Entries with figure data
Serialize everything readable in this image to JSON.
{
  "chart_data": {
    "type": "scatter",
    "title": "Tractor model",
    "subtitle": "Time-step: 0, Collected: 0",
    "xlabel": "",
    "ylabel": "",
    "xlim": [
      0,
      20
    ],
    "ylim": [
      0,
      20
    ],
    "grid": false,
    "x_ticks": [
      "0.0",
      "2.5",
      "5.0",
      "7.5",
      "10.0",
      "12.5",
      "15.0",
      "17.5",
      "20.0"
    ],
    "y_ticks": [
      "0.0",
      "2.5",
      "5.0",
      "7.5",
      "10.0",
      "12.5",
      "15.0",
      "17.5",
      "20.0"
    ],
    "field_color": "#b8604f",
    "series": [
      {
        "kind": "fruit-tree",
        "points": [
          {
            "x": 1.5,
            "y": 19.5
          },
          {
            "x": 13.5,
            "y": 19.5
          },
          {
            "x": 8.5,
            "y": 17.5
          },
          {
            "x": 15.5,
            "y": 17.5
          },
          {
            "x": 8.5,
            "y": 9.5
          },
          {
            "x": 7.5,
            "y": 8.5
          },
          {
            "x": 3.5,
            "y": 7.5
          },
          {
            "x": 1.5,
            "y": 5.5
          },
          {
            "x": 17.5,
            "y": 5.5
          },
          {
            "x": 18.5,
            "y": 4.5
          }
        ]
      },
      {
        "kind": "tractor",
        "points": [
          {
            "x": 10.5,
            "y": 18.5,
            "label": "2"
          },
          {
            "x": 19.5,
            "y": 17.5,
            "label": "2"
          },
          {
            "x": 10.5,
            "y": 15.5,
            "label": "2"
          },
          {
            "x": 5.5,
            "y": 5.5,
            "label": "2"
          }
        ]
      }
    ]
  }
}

--- EXERCISE REQUIREMENTS ---
Copy out the whole listing exactly.

--- REPLY ---
Serialize everything readable in this image to JSON.
{
  "chart_data": {
    "type": "scatter",
    "title": "Tractor model",
    "subtitle": "Time-step: 0, Collected: 0",
    "xlabel": "",
    "ylabel": "",
    "xlim": [
      0,
      20
    ],
    "ylim": [
      0,
      20
    ],
    "grid": false,
    "x_ticks": [
      "0.0",
      "2.5",
      "5.0",
      "7.5",
      "10.0",
      "12.5",
      "15.0",
      "17.5",
      "20.0"
    ],
    "y_ticks": [
      "0.0",
      "2.5",
      "5.0",
      "7.5",
      "10.0",
      "12.5",
      "15.0",
      "17.5",
      "20.0"
    ],
    "field_color": "#b8604f",
    "series": [
      {
        "kind": "fruit-tree",
        "points": [
          {
            "x": 1.5,
            "y": 19.5
          },
          {
            "x": 13.5,
            "y": 19.5
          },
          {
            "x": 8.5,
            "y": 17.5
          },
          {
            "x": 15.5,
            "y": 17.5
          },
          {
            "x": 8.5,
            "y": 9.5
          },
          {
            "x": 7.5,
            "y": 8.5
          },
          {
            "x": 3.5,
            "y": 7.5
          },
          {
            "x": 1.5,
            "y": 5.5
          },
          {
            "x": 17.5,
            "y": 5.5
          },
          {
            "x": 18.5,
            "y": 4.5
          }
        ]
      },
      {
        "kind": "tractor",
        "points": [
          {
            "x": 10.5,
            "y": 18.5,
            "label": "2"
          },
          {
            "x": 19.5,
            "y": 17.5,
            "label": "2"
          },
          {
            "x": 10.5,
            "y": 15.5,
            "label": "2"
          },
          {
            "x": 5.5,
            "y": 5.5,
            "label": "2"
          }
        ]
      }
    ]
  }
}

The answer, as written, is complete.